[Dataset excerpts]
• • • • • • •

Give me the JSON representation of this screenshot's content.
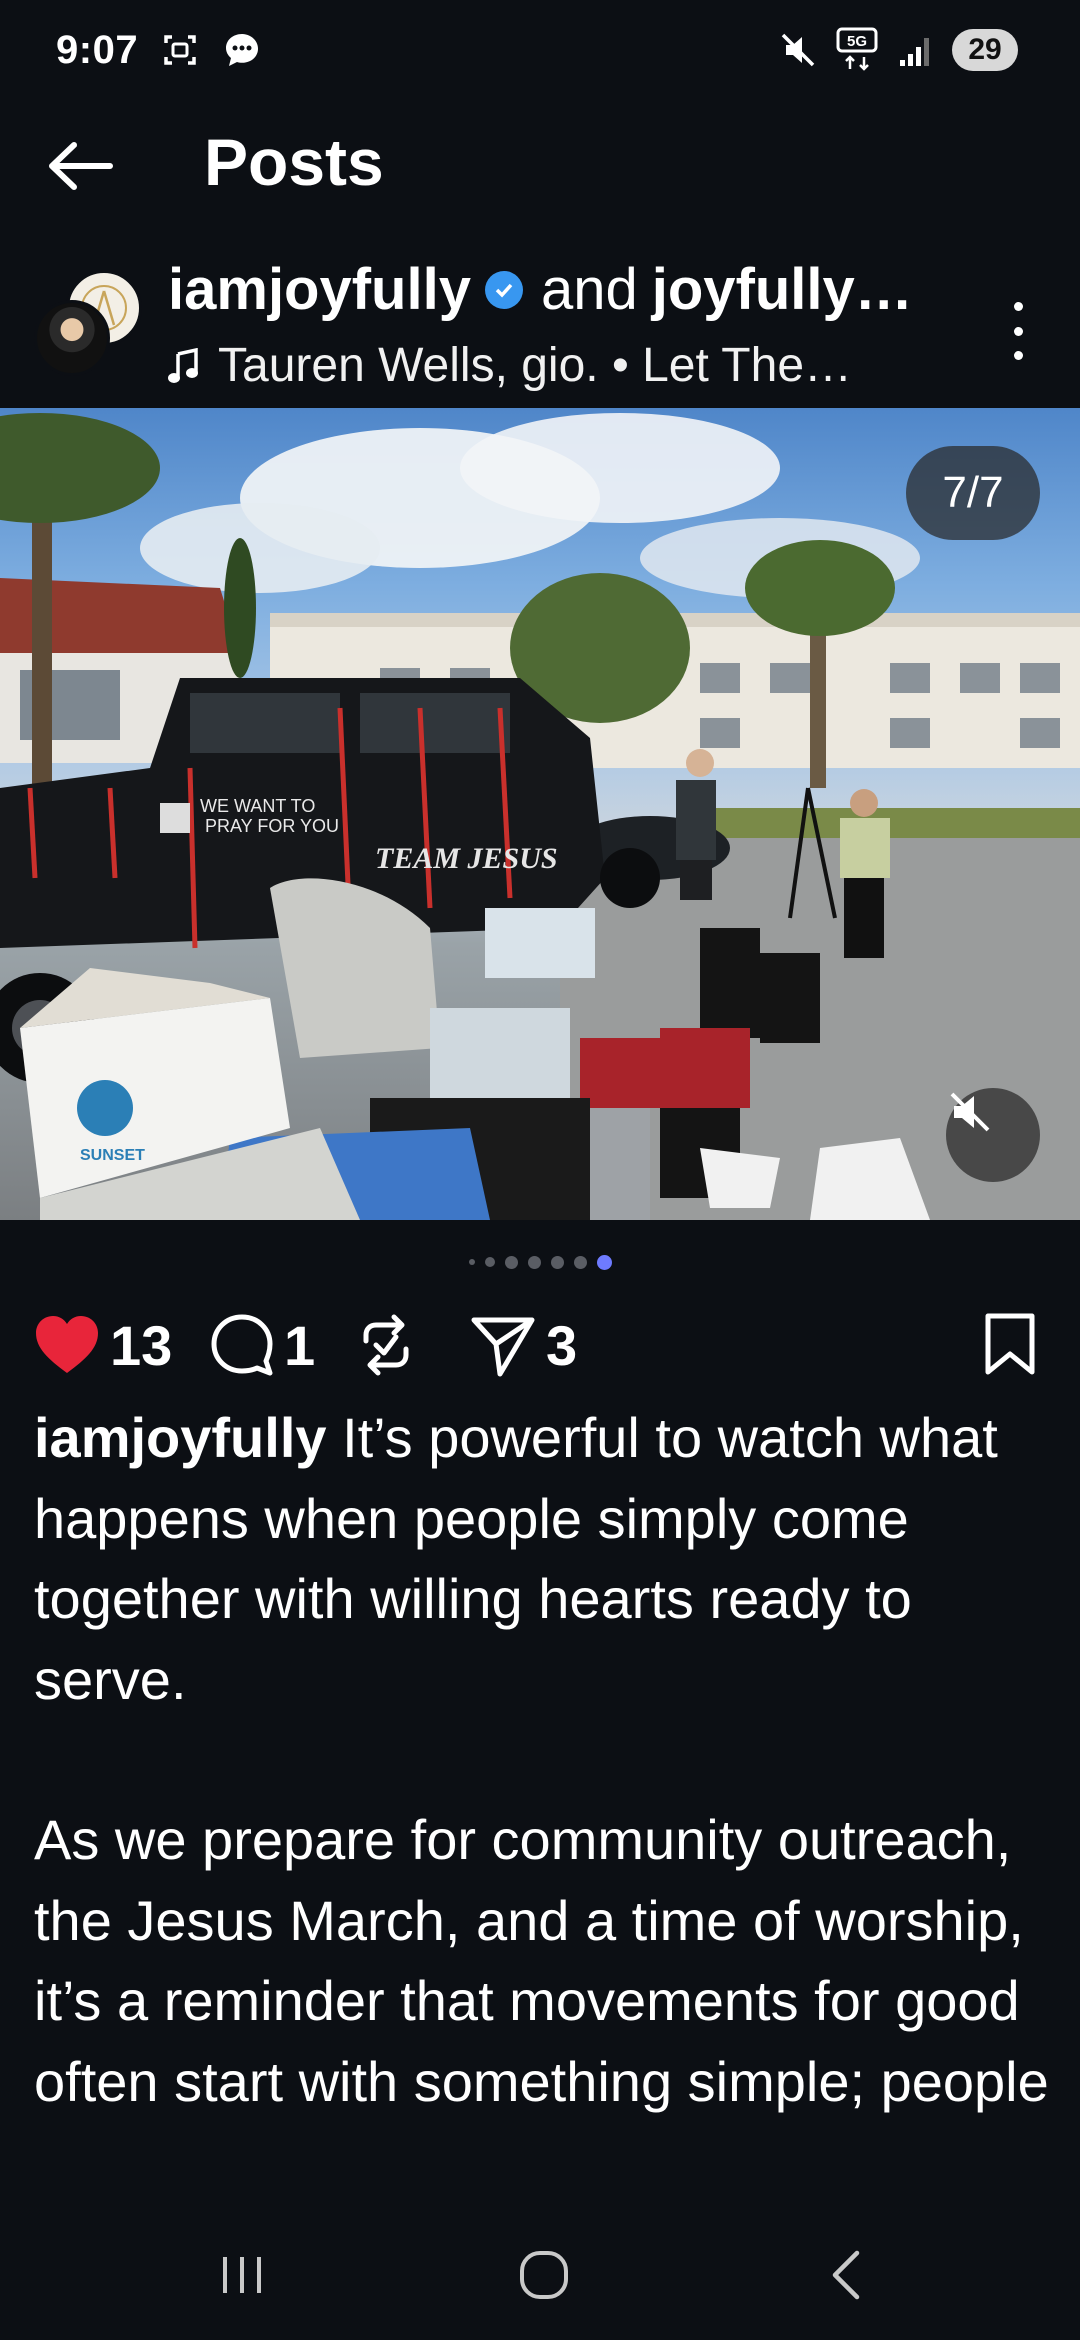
{
  "status_bar": {
    "time": "9:07",
    "network": "5G",
    "battery": "29"
  },
  "header": {
    "title": "Posts"
  },
  "post": {
    "username": "iamjoyfully",
    "connector": "and",
    "collaborator": "joyfully…",
    "music": "Tauren Wells, gio. • Let The…",
    "page_counter": "7/7",
    "image_texts": {
      "truck_sign_1": "WE WANT TO",
      "truck_sign_2": "PRAY FOR YOU",
      "truck_team": "TEAM JESUS",
      "box_brand": "SUNSET"
    },
    "carousel": {
      "total": 7,
      "current": 7
    },
    "likes": "13",
    "comments": "1",
    "shares": "3",
    "caption_username": "iamjoyfully",
    "caption_line1": " It’s powerful to watch what happens when people simply come together with willing hearts ready to serve.",
    "caption_line2": "As we prepare for community outreach, the Jesus March, and a time of worship, it’s a reminder that movements for good often start with something simple; people"
  },
  "colors": {
    "background": "#0c0f14",
    "heart": "#e8253a",
    "verified": "#3897f0",
    "active_dot": "#6e7bff"
  },
  "icons": {
    "back": "arrow-left-icon",
    "more": "more-vertical-icon",
    "like": "heart-filled-icon",
    "comment": "comment-icon",
    "repost": "repost-icon",
    "share": "send-icon",
    "save": "bookmark-icon",
    "mute": "speaker-muted-icon"
  }
}
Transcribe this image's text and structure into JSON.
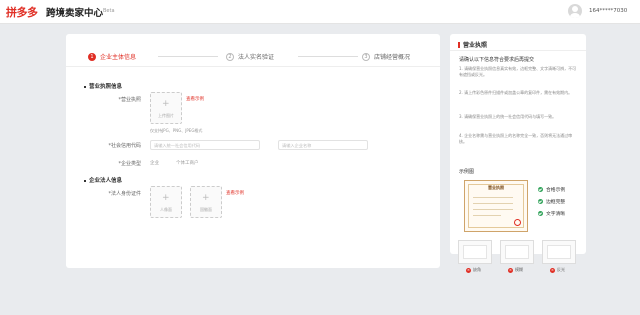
{
  "header": {
    "logo": "拼多多",
    "title": "跨境卖家中心",
    "badge": "Beta",
    "account": "164*****7030"
  },
  "steps": [
    {
      "num": "1",
      "label": "企业主体信息"
    },
    {
      "num": "2",
      "label": "法人实名验证"
    },
    {
      "num": "3",
      "label": "店铺经营概况"
    }
  ],
  "form": {
    "section_license": "营业执照信息",
    "license_label": "*营业执照",
    "upload_text": "上传图片",
    "example_link": "查看示例",
    "hint_format": "仅支持JPG、PNG、JPEG格式",
    "credit_code_label": "*社会信用代码",
    "credit_code_placeholder": "请输入统一社会信用代码",
    "company_name_label": "*企业名称",
    "company_name_placeholder": "请输入企业名称",
    "type_label": "*企业类型",
    "type_options": [
      "企业",
      "个体工商户"
    ],
    "section_legal": "企业法人信息",
    "id_label": "*法人身份证件",
    "id_front": "人像面",
    "id_back": "国徽面",
    "example_link_2": "查看示例"
  },
  "sidebar": {
    "title": "营业执照",
    "subtitle": "请确认以下信息符合要求后再提交",
    "rules": [
      "1. 请确保营业执照信息真实有效，边框完整、文字清晰可辨，不可有遮挡或反光。",
      "2. 请上传彩色原件扫描件或加盖公章的复印件，需在有效期内。",
      "3. 请确保营业执照上的统一社会信用代码与填写一致。",
      "4. 企业名称需与营业执照上的名称完全一致，否则将无法通过审核。"
    ],
    "sample_label": "示例图",
    "license_title": "营业执照",
    "checks": [
      "合格示例",
      "边框完整",
      "文字清晰"
    ],
    "bad_samples": [
      "缺角",
      "模糊",
      "反光"
    ]
  },
  "colors": {
    "brand": "#e02e24",
    "success": "#31a35a"
  }
}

• • • • • • •

- _Set exercise_
Whenever "time" turns up in a line, pick that line out.

- _Full output_
    "time": "9:07",
    "caption_line2": "As we prepare for community outreach, the Jesus March, and a time of worship, it’s a reminder that movements for good often start with something simple; people"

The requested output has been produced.